═══ PROVIDED DATA ═══
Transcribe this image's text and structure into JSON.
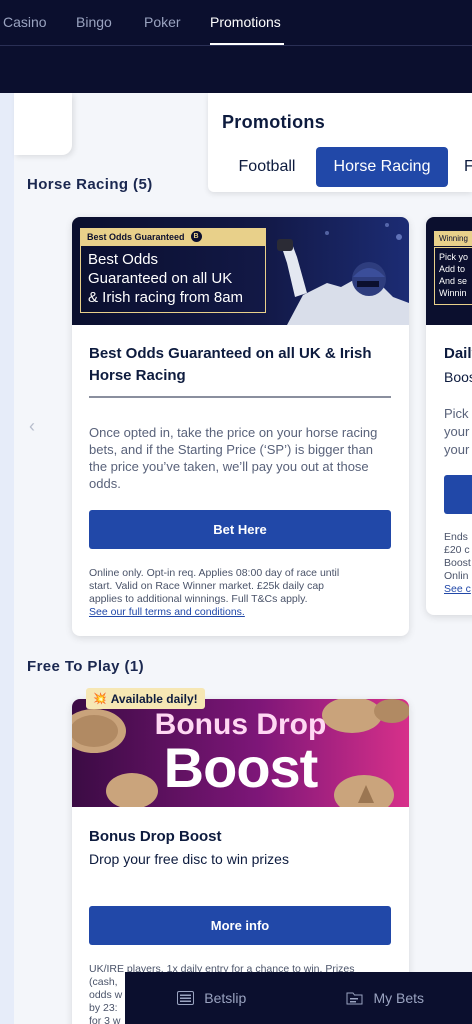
{
  "topnav": {
    "tabs": [
      {
        "label": "Casino",
        "active": false
      },
      {
        "label": "Bingo",
        "active": false
      },
      {
        "label": "Poker",
        "active": false
      },
      {
        "label": "Promotions",
        "active": true
      }
    ]
  },
  "promotions_panel": {
    "title": "Promotions",
    "filters": [
      {
        "label": "Football",
        "active": false
      },
      {
        "label": "Horse Racing",
        "active": true
      },
      {
        "label": "F",
        "active": false
      }
    ]
  },
  "sections": {
    "horse_racing": {
      "title": "Horse Racing (5)",
      "cards": [
        {
          "banner_tag": "Best Odds Guaranteed",
          "banner_badge": "B",
          "banner_text_lines": [
            "Best Odds",
            "Guaranteed on all UK",
            "& Irish racing from 8am"
          ],
          "title_lines": [
            "Best Odds Guaranteed on all UK & Irish",
            "Horse Racing"
          ],
          "description_lines": [
            "Once opted in, take the price on your horse racing",
            "bets, and if the Starting Price (‘SP’) is bigger than",
            "the price you’ve taken, we’ll pay you out at those",
            "odds."
          ],
          "cta": "Bet Here",
          "terms_lines": [
            "Online only. Opt-in req. Applies 08:00 day of race until",
            "start. Valid on Race Winner market. £25k daily cap",
            "applies to additional winnings. Full T&Cs apply."
          ],
          "terms_link": "See our full terms and conditions."
        },
        {
          "banner_tag": "Winning",
          "banner_text_lines": [
            "Pick yo",
            "Add to",
            "And se",
            "Winnin"
          ],
          "title": "Daily",
          "subtitle": "Boos",
          "description_lines": [
            "Pick",
            "your",
            "your"
          ],
          "terms_lines": [
            "Ends",
            "£20 c",
            "Boost",
            "Onlin"
          ],
          "terms_link": "See c"
        }
      ],
      "prev_arrow": "‹"
    },
    "free_to_play": {
      "title": "Free To Play (1)",
      "cards": [
        {
          "badge": "Available daily!",
          "badge_icon": "💥",
          "banner_line1": "Bonus Drop",
          "banner_line2": "Boost",
          "title": "Bonus Drop Boost",
          "subtitle": "Drop your free disc to win prizes",
          "cta": "More info",
          "terms_lines": [
            "UK/IRE players. 1x daily entry for a chance to win. Prizes",
            "(cash,",
            "odds w",
            "by 23:",
            "for 3 w"
          ]
        }
      ]
    }
  },
  "bottombar": {
    "items": [
      {
        "label": "Betslip",
        "icon": "betslip-icon"
      },
      {
        "label": "My Bets",
        "icon": "my-bets-icon"
      }
    ]
  },
  "colors": {
    "nav_bg": "#0b0f2e",
    "accent_blue": "#2148a8",
    "gold": "#e8d08a"
  }
}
═══
- _SHORT PROBLEM_:
Write out all the entries again, word for word, and print no images.

- _RESULT FOR THIS EXERCISE_:
Transcribe this image's text and structure into JSON.
{
  "topnav": {
    "tabs": [
      {
        "label": "Casino",
        "active": false
      },
      {
        "label": "Bingo",
        "active": false
      },
      {
        "label": "Poker",
        "active": false
      },
      {
        "label": "Promotions",
        "active": true
      }
    ]
  },
  "promotions_panel": {
    "title": "Promotions",
    "filters": [
      {
        "label": "Football",
        "active": false
      },
      {
        "label": "Horse Racing",
        "active": true
      },
      {
        "label": "F",
        "active": false
      }
    ]
  },
  "sections": {
    "horse_racing": {
      "title": "Horse Racing (5)",
      "cards": [
        {
          "banner_tag": "Best Odds Guaranteed",
          "banner_badge": "B",
          "banner_text_lines": [
            "Best Odds",
            "Guaranteed on all UK",
            "& Irish racing from 8am"
          ],
          "title_lines": [
            "Best Odds Guaranteed on all UK & Irish",
            "Horse Racing"
          ],
          "description_lines": [
            "Once opted in, take the price on your horse racing",
            "bets, and if the Starting Price (‘SP’) is bigger than",
            "the price you’ve taken, we’ll pay you out at those",
            "odds."
          ],
          "cta": "Bet Here",
          "terms_lines": [
            "Online only. Opt-in req. Applies 08:00 day of race until",
            "start. Valid on Race Winner market. £25k daily cap",
            "applies to additional winnings. Full T&Cs apply."
          ],
          "terms_link": "See our full terms and conditions."
        },
        {
          "banner_tag": "Winning",
          "banner_text_lines": [
            "Pick yo",
            "Add to",
            "And se",
            "Winnin"
          ],
          "title": "Daily",
          "subtitle": "Boos",
          "description_lines": [
            "Pick",
            "your",
            "your"
          ],
          "terms_lines": [
            "Ends",
            "£20 c",
            "Boost",
            "Onlin"
          ],
          "terms_link": "See c"
        }
      ],
      "prev_arrow": "‹"
    },
    "free_to_play": {
      "title": "Free To Play (1)",
      "cards": [
        {
          "badge": "Available daily!",
          "badge_icon": "💥",
          "banner_line1": "Bonus Drop",
          "banner_line2": "Boost",
          "title": "Bonus Drop Boost",
          "subtitle": "Drop your free disc to win prizes",
          "cta": "More info",
          "terms_lines": [
            "UK/IRE players. 1x daily entry for a chance to win. Prizes",
            "(cash,",
            "odds w",
            "by 23:",
            "for 3 w"
          ]
        }
      ]
    }
  },
  "bottombar": {
    "items": [
      {
        "label": "Betslip",
        "icon": "betslip-icon"
      },
      {
        "label": "My Bets",
        "icon": "my-bets-icon"
      }
    ]
  },
  "colors": {
    "nav_bg": "#0b0f2e",
    "accent_blue": "#2148a8",
    "gold": "#e8d08a"
  }
}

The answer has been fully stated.